BRIEF
In the entries below, find the lines that contain the word "text" and copy them.

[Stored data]
·····

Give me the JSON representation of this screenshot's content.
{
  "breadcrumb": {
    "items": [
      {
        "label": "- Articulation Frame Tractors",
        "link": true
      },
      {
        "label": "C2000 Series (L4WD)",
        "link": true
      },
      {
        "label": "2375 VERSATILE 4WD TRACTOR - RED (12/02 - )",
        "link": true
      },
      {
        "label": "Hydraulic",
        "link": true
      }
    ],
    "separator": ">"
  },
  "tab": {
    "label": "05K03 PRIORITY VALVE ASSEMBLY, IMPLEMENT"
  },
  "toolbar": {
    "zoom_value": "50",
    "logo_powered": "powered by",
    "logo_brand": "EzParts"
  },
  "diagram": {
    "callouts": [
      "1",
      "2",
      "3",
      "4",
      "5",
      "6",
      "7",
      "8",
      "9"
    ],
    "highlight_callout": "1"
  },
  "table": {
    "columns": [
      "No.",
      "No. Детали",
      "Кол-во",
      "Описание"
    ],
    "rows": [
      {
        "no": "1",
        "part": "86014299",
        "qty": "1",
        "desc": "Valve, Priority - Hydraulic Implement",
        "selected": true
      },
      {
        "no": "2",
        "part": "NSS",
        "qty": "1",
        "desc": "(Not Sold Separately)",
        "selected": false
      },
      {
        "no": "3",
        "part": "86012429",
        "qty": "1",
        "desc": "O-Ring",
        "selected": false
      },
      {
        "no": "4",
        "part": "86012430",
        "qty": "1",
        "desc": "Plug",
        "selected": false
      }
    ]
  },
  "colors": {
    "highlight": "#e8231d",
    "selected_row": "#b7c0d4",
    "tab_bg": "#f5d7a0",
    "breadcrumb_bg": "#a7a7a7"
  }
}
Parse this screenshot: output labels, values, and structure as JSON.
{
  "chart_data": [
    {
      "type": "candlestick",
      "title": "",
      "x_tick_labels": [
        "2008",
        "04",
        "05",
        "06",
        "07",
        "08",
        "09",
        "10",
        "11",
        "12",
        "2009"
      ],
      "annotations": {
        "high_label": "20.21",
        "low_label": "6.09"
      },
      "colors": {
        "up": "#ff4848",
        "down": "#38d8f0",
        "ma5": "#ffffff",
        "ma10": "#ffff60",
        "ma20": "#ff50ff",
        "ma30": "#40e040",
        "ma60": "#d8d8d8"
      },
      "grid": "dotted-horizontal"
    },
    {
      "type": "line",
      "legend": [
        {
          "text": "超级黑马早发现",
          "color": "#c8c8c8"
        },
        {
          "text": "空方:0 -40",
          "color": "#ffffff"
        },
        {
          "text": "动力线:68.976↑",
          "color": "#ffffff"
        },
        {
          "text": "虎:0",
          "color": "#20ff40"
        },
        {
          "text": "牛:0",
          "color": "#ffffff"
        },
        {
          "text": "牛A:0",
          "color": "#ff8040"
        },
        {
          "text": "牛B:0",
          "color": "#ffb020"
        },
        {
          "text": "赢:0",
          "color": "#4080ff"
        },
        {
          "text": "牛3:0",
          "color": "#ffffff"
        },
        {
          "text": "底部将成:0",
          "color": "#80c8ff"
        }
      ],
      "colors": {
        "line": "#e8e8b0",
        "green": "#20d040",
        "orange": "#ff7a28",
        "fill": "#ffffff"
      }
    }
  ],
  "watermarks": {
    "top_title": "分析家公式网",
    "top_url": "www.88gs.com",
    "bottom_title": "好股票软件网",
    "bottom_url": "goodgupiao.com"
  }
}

·····

FINAL ANSWER
          "text": "超级黑马早发现",
          "text": "空方:0 -40",
          "text": "动力线:68.976↑",
          "text": "虎:0",
          "text": "牛:0",
          "text": "牛A:0",
          "text": "牛B:0",
          "text": "赢:0",
          "text": "牛3:0",
          "text": "底部将成:0",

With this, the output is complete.